- **BRIEF**
Which lines of the entries contain the string "Undetermined"? Please find them and copy them.

- **RECORD EXCERPTS**
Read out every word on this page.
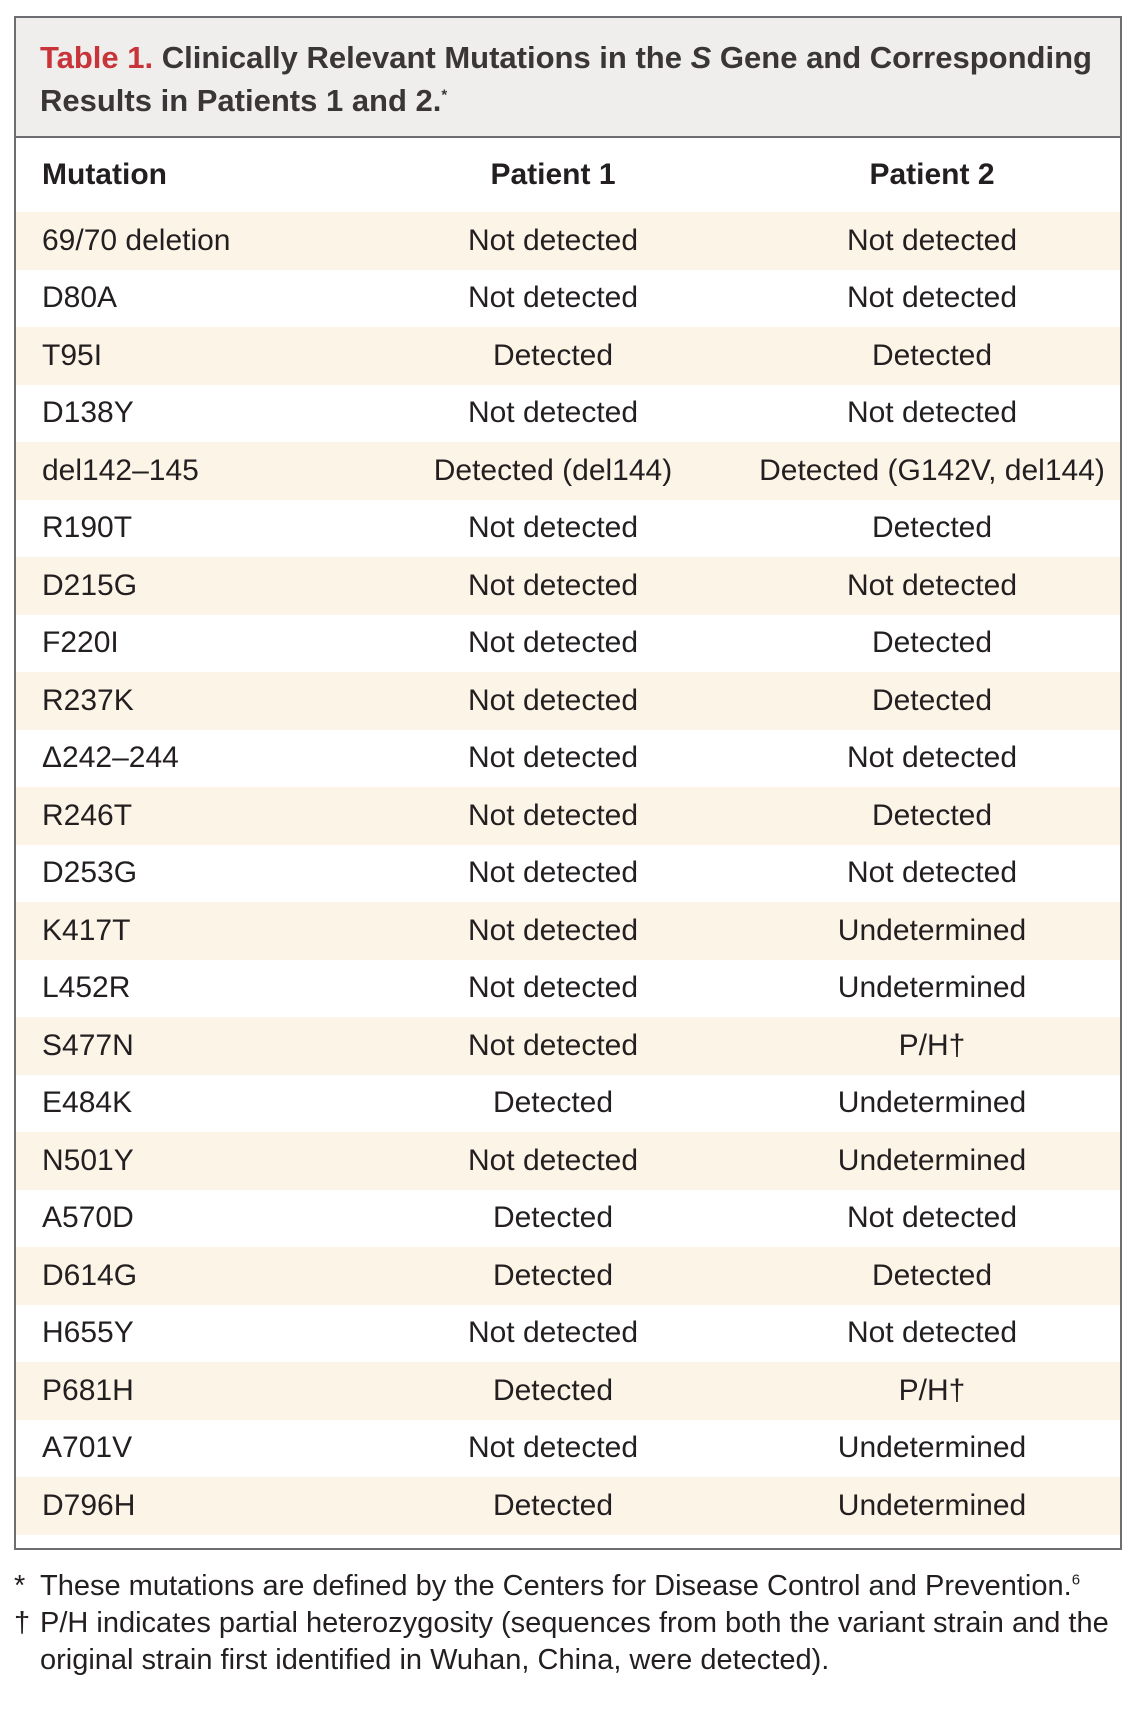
Table 1. Clinically Relevant Mutations in the S Gene and Corresponding Results in Patients 1 and 2.*
Mutation	Patient 1	Patient 2
69/70 deletion	Not detected	Not detected
D80A	Not detected	Not detected
T95I	Detected	Detected
D138Y	Not detected	Not detected
del142–145	Detected (del144)	Detected (G142V, del144)
R190T	Not detected	Detected
D215G	Not detected	Not detected
F220I	Not detected	Detected
R237K	Not detected	Detected
Δ242–244	Not detected	Not detected
R246T	Not detected	Detected
D253G	Not detected	Not detected
K417T	Not detected	Undetermined
L452R	Not detected	Undetermined
S477N	Not detected	P/H†
E484K	Detected	Undetermined
N501Y	Not detected	Undetermined
A570D	Detected	Not detected
D614G	Detected	Detected
H655Y	Not detected	Not detected
P681H	Detected	P/H†
A701V	Not detected	Undetermined
D796H	Detected	Undetermined
* These mutations are defined by the Centers for Disease Control and Prevention.$^6$
† P/H indicates partial heterozygosity (sequences from both the variant strain and the original strain first identified in Wuhan, China, were detected).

- **EXERCISE OUTPUT**
K417T	Not detected	Undetermined
L452R	Not detected	Undetermined
E484K	Detected	Undetermined
N501Y	Not detected	Undetermined
A701V	Not detected	Undetermined
D796H	Detected	Undetermined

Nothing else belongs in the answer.